**Stated problem:** Among the lines listed below, count those that include the string "ܠܐܬܐ", and state only the count.

**Records contained in a dataset:**
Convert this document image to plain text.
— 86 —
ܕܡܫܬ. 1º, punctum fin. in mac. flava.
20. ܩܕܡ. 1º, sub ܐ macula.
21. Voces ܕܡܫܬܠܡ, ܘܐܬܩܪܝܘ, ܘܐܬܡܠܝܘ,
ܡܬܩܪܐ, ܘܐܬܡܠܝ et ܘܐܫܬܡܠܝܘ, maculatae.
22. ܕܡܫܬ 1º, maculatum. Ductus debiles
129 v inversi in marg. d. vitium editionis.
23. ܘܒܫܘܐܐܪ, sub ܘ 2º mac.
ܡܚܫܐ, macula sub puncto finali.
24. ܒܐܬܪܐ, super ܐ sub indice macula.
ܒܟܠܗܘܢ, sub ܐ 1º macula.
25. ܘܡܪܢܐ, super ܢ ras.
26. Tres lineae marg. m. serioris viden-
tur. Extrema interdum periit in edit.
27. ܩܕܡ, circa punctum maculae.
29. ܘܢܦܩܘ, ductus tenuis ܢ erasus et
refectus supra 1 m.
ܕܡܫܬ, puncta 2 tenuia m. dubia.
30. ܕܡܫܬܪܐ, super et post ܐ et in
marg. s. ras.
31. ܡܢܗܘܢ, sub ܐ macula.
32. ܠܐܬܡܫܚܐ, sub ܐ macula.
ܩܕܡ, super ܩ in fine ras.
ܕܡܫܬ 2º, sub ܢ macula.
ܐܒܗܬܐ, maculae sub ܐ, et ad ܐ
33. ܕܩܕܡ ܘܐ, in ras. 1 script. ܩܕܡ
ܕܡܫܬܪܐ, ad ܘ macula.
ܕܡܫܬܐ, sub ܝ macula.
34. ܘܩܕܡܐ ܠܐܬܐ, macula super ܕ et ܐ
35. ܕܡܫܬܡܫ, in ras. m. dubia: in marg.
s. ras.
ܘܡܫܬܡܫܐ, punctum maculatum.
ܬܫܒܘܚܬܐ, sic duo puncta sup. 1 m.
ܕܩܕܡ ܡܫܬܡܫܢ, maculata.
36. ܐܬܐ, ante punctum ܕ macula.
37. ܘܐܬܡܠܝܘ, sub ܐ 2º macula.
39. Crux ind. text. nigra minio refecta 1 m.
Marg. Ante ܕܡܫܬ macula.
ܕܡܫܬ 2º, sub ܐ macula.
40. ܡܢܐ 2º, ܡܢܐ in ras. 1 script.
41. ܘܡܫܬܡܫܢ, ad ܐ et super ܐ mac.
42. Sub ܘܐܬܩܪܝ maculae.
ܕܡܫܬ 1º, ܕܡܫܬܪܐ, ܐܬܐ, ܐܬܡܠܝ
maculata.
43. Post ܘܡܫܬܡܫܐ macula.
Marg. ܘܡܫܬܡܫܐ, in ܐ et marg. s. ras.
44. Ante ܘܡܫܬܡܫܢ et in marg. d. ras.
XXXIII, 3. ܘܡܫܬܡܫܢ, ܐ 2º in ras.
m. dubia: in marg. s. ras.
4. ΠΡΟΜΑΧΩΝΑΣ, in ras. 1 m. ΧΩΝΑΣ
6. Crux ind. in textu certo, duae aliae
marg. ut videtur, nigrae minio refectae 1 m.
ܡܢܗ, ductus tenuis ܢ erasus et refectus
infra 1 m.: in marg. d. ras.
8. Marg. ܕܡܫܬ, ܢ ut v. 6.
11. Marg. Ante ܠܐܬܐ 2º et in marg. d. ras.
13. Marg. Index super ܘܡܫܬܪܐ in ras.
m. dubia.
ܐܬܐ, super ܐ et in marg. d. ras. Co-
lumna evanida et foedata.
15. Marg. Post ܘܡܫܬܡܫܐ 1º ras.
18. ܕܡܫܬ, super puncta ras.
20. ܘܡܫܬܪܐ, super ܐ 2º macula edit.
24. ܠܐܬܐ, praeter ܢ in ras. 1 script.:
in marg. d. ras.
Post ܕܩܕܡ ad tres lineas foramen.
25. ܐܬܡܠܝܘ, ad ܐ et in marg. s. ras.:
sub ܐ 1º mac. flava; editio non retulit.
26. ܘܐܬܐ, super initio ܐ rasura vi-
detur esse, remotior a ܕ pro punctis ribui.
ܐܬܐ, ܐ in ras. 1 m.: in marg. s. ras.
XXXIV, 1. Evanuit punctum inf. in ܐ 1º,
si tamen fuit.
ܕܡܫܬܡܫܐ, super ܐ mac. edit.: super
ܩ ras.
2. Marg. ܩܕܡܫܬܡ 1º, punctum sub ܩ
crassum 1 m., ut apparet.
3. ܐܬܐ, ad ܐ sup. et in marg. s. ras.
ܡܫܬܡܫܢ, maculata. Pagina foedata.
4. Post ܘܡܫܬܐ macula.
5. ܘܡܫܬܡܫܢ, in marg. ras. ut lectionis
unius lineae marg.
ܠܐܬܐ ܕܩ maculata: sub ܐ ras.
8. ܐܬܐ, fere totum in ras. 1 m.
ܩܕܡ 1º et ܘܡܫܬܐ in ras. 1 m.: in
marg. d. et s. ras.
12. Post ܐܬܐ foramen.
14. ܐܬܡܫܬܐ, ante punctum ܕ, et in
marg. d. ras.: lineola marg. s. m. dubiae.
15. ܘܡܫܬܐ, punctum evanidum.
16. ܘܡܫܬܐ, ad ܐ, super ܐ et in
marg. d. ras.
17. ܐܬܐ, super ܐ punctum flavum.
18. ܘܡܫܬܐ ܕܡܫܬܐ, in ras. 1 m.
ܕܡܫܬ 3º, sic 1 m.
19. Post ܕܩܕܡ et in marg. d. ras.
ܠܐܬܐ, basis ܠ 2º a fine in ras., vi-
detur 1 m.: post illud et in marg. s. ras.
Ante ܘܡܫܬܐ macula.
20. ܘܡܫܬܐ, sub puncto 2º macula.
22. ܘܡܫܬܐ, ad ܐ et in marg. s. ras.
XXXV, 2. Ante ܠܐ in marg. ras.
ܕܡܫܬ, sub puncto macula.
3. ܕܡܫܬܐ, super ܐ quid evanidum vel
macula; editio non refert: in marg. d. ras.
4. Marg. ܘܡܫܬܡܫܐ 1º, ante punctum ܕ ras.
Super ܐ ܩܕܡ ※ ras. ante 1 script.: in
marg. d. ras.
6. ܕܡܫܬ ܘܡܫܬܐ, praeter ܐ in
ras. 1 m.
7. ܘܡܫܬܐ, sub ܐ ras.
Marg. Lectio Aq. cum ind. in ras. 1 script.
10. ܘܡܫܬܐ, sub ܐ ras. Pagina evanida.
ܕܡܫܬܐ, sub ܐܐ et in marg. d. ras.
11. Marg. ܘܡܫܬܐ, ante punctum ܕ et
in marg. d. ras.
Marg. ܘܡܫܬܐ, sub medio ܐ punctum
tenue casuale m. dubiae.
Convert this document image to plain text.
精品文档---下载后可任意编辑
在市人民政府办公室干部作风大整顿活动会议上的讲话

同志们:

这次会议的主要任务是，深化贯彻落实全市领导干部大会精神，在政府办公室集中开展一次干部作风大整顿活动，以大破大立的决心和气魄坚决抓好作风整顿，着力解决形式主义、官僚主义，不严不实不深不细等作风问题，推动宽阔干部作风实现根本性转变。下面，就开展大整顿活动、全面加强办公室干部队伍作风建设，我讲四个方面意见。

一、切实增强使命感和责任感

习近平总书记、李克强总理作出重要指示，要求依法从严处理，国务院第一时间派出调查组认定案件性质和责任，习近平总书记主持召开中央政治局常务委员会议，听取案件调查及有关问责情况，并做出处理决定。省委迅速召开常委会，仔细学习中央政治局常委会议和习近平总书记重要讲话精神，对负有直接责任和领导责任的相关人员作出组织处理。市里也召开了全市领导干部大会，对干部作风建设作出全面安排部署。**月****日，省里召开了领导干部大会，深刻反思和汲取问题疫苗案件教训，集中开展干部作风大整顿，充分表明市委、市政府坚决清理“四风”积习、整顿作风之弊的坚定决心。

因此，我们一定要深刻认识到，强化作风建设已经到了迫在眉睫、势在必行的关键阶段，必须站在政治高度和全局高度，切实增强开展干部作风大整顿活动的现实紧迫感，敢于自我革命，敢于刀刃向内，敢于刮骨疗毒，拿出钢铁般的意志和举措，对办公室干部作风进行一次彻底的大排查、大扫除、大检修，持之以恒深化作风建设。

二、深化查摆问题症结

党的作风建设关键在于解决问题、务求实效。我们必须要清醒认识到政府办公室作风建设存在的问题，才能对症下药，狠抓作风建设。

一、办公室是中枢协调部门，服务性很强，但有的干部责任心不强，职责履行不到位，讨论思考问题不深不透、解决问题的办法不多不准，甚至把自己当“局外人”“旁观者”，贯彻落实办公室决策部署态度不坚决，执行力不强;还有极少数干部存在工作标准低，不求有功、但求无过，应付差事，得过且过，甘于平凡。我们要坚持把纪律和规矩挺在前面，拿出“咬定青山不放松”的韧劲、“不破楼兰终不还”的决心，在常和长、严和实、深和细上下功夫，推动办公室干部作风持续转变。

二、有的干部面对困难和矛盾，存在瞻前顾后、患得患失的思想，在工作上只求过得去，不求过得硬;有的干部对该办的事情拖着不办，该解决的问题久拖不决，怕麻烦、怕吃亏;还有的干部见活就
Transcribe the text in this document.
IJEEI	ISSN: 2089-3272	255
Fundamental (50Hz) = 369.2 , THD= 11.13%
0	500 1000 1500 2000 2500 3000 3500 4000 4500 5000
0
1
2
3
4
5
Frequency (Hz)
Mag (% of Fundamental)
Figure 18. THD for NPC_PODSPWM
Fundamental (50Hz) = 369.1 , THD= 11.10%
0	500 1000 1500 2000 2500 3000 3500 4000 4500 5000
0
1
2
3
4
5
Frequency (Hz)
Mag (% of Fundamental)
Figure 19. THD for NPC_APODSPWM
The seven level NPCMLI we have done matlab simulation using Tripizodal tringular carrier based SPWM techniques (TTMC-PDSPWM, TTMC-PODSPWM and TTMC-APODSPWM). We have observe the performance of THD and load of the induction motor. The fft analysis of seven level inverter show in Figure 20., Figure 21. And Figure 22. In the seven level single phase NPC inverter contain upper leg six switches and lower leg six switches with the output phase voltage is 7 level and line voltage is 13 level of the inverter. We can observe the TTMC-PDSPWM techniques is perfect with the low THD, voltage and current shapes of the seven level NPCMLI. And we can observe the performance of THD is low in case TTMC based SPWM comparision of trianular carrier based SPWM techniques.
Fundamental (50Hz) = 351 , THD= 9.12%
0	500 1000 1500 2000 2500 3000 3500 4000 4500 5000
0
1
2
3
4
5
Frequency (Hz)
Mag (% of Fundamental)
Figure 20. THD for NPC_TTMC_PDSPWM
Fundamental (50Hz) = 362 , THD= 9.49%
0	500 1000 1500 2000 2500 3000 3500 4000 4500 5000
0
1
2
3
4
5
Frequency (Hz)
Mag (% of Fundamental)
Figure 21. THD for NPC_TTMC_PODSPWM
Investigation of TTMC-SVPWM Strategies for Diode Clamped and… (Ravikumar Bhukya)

**Result for this task:** 5